Records
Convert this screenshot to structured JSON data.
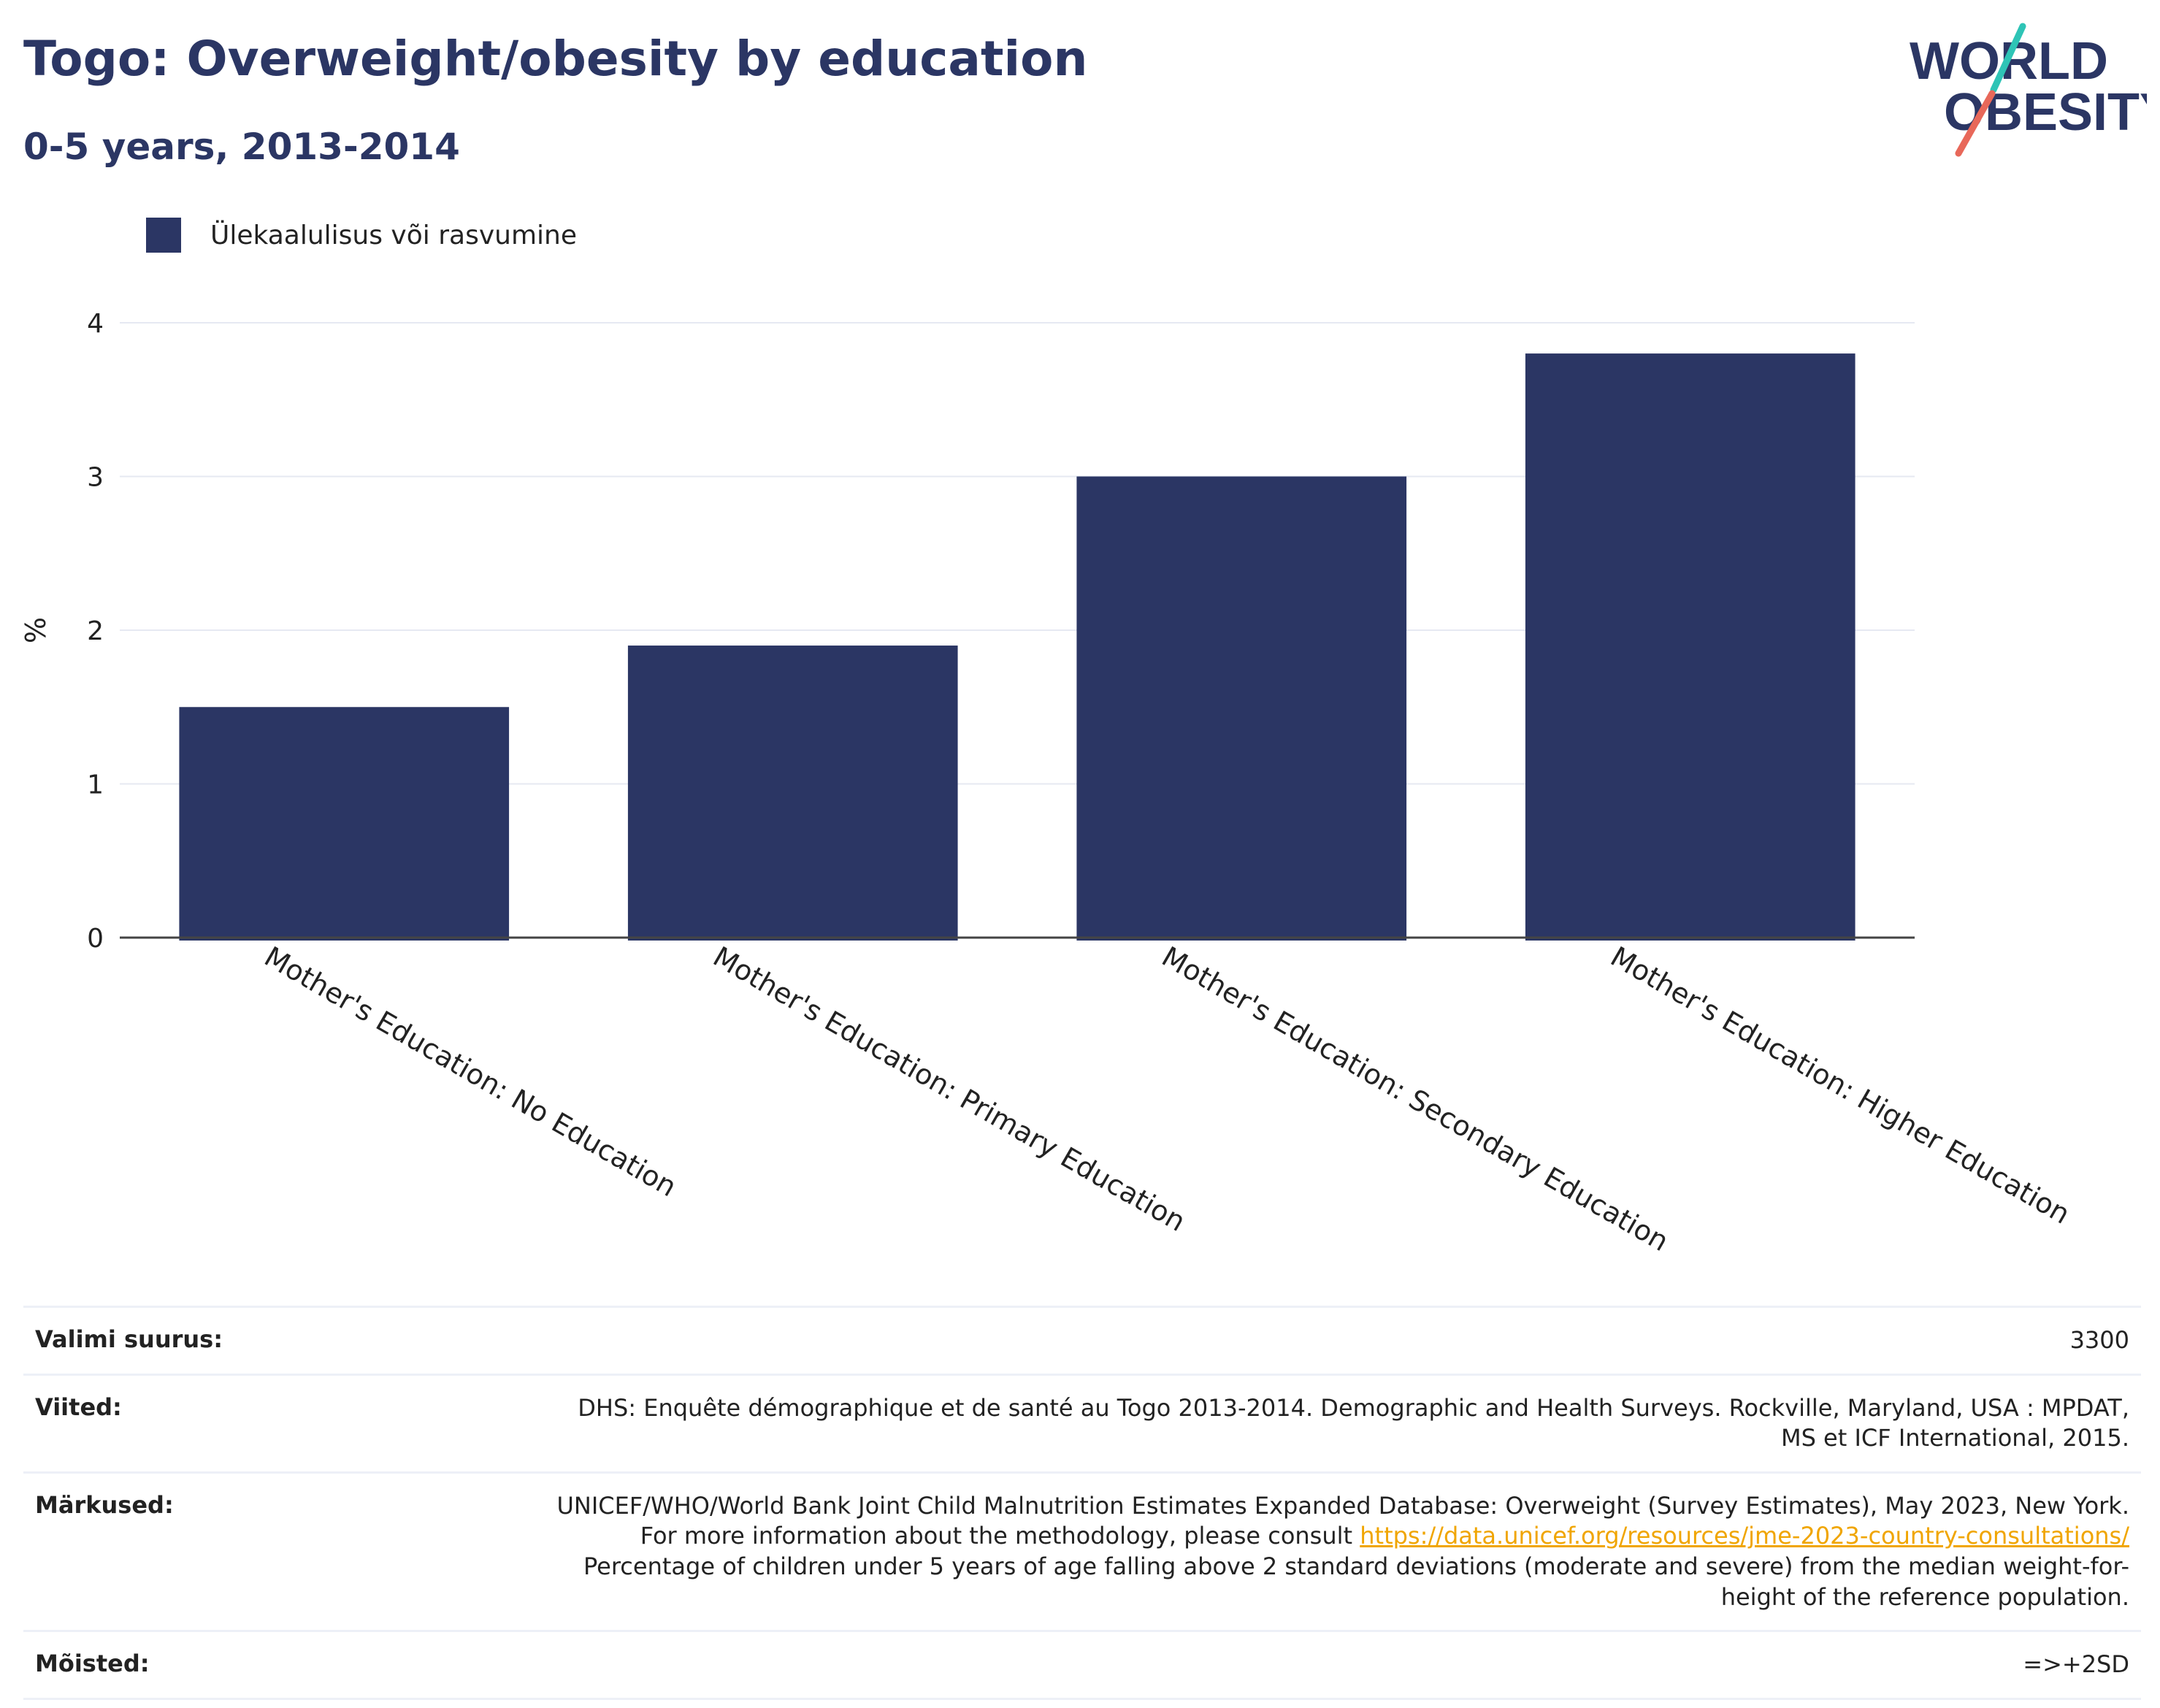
{
  "header": {
    "title": "Togo: Overweight/obesity by education",
    "subtitle": "0-5 years, 2013-2014"
  },
  "logo": {
    "line1": "WORLD",
    "line2": "OBESITY"
  },
  "colors": {
    "bar": "#2b3664",
    "title": "#2b3664",
    "link": "#f0a500",
    "logo_teal": "#2ec4b6",
    "logo_coral": "#e8685a"
  },
  "chart_data": {
    "type": "bar",
    "title": "Togo: Overweight/obesity by education",
    "subtitle": "0-5 years, 2013-2014",
    "categories": [
      "Mother's Education: No Education",
      "Mother's Education: Primary Education",
      "Mother's Education: Secondary Education",
      "Mother's Education: Higher Education"
    ],
    "series": [
      {
        "name": "Ülekaalulisus või rasvumine",
        "values": [
          1.5,
          1.9,
          3.0,
          3.8
        ]
      }
    ],
    "ylabel": "%",
    "xlabel": "",
    "ylim": [
      0,
      4
    ],
    "yticks": [
      0,
      1,
      2,
      3,
      4
    ],
    "grid": true,
    "legend_position": "top-left"
  },
  "info": {
    "sample_label": "Valimi suurus:",
    "sample_value": "3300",
    "refs_label": "Viited:",
    "refs_value": "DHS: Enquête démographique et de santé au Togo 2013-2014. Demographic and Health Surveys. Rockville, Maryland, USA : MPDAT, MS et ICF International, 2015.",
    "notes_label": "Märkused:",
    "notes_value_1": "UNICEF/WHO/World Bank Joint Child Malnutrition Estimates Expanded Database: Overweight (Survey Estimates), May 2023, New York. For more information about the methodology, please consult ",
    "notes_link": "https://data.unicef.org/resources/jme-2023-country-consultations/",
    "notes_value_2": " Percentage of children under 5 years of age falling above 2 standard deviations (moderate and severe) from the median weight-for-height of the reference population.",
    "defs_label": "Mõisted:",
    "defs_value": "=>+2SD"
  }
}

:: SET EXERCISE ::
Show every line above in which the word "subtitle" occurs.

:: RESULT OF THE EXERCISE ::
    "subtitle": "0-5 years, 2013-2014"
    "subtitle": "0-5 years, 2013-2014",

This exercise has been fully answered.